> _Task to complete_
Copy out each line that has "name" in it.

/---

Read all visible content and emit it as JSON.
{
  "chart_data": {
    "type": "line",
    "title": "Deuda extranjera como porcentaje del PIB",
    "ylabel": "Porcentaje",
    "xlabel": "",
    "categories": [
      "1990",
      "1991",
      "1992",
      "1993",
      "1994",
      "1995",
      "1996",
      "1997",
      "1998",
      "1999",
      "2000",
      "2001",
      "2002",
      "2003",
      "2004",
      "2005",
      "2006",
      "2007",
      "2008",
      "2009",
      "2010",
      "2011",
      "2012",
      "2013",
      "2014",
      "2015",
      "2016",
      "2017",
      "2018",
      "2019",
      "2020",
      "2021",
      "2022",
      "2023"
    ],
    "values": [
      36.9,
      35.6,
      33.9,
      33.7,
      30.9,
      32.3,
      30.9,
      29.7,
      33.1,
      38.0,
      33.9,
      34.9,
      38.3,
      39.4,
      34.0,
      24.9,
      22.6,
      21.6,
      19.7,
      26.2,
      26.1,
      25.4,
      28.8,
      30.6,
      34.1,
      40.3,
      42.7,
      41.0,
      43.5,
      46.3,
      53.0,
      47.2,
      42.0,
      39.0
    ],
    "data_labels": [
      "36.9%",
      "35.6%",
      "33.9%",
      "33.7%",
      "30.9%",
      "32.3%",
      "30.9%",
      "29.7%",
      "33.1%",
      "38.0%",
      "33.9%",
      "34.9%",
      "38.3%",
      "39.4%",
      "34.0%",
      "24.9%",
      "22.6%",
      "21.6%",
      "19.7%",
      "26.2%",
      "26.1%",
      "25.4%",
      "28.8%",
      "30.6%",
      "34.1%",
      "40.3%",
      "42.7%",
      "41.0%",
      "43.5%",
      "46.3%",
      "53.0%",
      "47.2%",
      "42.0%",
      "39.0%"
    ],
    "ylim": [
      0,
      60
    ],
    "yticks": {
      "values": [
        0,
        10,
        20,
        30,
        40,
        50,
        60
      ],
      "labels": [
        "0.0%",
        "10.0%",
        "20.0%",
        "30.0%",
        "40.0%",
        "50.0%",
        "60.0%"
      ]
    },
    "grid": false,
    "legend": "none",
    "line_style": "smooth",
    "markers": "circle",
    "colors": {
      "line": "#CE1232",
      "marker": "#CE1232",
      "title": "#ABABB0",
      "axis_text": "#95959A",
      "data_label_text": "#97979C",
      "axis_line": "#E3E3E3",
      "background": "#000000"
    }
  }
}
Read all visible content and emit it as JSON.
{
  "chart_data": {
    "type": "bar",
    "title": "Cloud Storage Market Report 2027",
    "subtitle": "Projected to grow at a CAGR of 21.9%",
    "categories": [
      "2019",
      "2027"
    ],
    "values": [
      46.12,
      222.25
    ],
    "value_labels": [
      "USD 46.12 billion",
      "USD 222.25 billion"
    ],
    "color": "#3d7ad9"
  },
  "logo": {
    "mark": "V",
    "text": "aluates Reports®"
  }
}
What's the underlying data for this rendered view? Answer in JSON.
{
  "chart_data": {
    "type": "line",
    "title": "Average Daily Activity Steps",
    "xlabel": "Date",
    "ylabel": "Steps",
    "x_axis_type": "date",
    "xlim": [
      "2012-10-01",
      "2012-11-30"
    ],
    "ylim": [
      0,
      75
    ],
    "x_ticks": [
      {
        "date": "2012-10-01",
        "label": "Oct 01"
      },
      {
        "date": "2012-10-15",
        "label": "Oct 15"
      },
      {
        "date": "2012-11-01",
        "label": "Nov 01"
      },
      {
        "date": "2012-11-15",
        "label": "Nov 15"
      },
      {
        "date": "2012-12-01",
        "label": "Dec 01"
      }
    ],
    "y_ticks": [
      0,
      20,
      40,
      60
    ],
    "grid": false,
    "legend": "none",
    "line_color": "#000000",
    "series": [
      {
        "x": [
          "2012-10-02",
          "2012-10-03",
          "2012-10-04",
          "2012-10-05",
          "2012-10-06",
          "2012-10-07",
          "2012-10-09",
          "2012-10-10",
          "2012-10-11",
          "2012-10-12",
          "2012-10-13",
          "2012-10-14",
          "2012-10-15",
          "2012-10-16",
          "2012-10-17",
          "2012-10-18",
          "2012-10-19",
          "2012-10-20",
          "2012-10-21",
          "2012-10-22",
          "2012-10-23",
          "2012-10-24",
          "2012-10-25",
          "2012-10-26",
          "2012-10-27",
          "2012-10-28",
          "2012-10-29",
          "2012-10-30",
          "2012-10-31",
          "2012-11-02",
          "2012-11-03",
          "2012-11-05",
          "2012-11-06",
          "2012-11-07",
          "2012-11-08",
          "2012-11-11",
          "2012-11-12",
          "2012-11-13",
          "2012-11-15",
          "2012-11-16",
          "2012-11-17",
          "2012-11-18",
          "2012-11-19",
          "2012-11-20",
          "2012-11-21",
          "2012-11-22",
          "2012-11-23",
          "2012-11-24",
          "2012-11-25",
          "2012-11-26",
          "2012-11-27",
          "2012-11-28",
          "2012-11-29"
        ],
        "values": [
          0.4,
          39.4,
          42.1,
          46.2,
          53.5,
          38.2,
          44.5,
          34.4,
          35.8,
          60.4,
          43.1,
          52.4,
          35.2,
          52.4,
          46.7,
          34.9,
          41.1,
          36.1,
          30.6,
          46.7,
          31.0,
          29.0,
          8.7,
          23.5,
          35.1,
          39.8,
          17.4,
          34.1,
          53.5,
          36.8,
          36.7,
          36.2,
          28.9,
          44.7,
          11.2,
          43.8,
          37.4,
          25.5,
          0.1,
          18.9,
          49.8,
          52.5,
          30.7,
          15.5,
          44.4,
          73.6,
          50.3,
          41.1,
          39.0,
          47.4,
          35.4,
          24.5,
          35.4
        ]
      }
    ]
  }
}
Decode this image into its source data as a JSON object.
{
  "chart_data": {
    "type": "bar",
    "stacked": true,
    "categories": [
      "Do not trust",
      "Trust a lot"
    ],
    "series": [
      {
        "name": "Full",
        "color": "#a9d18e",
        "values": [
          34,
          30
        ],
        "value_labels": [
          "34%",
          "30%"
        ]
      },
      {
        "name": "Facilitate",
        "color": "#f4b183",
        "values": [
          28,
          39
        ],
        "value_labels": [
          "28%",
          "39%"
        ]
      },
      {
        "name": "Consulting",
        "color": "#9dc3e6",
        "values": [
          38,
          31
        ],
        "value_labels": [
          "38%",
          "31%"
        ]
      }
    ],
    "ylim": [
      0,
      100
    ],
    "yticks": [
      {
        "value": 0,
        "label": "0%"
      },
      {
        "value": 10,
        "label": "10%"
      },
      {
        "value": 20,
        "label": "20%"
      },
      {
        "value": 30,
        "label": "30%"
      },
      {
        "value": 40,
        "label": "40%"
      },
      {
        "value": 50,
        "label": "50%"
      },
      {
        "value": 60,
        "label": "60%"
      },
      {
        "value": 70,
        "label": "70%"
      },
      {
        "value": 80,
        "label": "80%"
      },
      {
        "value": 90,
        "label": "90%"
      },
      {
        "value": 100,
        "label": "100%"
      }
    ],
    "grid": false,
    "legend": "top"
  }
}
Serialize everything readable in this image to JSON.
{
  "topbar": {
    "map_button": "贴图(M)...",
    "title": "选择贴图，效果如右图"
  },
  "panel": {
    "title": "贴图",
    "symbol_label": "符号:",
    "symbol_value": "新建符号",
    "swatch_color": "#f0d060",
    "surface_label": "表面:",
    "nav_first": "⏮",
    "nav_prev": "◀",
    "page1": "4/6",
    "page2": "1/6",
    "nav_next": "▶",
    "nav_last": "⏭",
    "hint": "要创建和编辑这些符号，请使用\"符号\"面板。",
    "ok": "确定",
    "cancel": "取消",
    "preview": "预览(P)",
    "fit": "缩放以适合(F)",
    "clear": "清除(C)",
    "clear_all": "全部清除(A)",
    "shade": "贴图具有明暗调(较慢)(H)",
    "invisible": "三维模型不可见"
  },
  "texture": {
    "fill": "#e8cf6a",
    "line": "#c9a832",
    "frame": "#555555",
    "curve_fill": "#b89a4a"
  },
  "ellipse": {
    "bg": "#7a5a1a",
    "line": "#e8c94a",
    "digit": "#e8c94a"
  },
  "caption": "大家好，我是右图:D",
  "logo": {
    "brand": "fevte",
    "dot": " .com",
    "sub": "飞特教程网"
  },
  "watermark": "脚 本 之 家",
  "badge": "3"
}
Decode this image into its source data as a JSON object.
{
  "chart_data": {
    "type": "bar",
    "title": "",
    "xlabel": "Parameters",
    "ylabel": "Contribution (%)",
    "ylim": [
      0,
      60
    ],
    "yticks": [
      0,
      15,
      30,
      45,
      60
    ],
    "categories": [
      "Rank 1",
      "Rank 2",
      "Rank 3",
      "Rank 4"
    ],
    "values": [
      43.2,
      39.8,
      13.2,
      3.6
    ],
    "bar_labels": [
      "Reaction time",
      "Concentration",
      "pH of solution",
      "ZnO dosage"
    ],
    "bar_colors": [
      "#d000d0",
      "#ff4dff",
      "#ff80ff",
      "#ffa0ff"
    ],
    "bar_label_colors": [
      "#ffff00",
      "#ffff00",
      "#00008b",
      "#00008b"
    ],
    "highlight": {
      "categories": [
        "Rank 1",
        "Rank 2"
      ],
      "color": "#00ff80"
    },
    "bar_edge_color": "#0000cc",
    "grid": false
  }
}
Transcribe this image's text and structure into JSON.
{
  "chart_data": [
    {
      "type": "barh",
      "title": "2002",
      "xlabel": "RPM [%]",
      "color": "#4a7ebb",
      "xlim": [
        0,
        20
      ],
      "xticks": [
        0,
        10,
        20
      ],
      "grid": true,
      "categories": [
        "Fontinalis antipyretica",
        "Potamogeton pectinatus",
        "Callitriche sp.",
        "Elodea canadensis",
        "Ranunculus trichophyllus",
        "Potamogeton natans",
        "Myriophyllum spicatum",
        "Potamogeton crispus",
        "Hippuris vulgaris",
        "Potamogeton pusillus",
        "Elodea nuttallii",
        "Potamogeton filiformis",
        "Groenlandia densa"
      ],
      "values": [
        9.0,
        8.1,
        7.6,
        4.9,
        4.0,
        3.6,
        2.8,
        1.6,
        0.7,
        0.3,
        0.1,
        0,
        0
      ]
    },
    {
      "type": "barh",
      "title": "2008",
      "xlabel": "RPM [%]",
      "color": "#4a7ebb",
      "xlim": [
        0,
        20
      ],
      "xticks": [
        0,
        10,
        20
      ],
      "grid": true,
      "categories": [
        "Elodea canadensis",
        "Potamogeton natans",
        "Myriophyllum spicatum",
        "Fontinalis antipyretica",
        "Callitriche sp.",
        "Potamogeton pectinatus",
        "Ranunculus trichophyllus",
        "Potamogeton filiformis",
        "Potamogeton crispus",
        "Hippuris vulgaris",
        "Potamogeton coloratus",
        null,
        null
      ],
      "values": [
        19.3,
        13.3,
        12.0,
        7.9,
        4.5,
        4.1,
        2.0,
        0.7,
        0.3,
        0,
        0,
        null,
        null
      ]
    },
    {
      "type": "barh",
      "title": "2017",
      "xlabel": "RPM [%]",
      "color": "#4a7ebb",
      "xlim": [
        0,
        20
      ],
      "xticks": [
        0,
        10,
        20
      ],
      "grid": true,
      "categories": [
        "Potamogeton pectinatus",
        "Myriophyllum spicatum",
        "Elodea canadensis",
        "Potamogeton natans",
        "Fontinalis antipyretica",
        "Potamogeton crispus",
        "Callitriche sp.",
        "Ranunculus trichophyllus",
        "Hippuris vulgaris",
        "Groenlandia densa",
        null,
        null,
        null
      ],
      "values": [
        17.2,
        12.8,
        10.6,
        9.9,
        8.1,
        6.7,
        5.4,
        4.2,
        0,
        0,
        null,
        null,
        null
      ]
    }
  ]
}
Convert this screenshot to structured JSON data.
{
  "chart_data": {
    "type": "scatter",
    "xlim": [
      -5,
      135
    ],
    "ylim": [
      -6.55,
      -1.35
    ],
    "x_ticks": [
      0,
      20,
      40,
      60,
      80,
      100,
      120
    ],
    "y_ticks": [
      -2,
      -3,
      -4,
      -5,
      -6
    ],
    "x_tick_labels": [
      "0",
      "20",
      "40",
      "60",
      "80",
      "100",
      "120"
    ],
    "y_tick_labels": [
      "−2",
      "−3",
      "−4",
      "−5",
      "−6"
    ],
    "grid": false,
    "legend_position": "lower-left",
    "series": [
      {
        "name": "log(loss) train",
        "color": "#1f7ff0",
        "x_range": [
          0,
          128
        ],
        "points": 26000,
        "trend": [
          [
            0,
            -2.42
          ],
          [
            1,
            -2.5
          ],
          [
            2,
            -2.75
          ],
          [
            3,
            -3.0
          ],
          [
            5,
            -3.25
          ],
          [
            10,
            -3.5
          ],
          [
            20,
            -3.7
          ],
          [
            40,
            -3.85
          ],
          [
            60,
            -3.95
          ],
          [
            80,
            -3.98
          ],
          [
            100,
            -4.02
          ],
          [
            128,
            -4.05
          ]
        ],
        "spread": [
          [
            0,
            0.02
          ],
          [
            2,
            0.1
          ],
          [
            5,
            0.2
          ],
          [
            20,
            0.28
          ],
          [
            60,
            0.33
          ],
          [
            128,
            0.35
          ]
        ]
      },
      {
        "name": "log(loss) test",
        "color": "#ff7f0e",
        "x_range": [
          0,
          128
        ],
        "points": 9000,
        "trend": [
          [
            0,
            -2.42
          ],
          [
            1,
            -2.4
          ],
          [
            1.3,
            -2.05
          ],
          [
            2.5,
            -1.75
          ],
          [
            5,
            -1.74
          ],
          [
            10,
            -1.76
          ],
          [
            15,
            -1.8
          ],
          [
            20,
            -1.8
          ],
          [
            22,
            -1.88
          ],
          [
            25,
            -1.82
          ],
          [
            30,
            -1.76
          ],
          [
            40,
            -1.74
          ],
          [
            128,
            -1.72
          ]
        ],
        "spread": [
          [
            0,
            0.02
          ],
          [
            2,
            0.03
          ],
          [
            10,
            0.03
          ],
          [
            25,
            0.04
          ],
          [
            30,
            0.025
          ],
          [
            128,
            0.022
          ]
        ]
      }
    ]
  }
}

\---

> _Solution_
        "name": "Full",
        "name": "Facilitate",
        "name": "Consulting",
        "name": "log(loss) train",
        "name": "log(loss) test",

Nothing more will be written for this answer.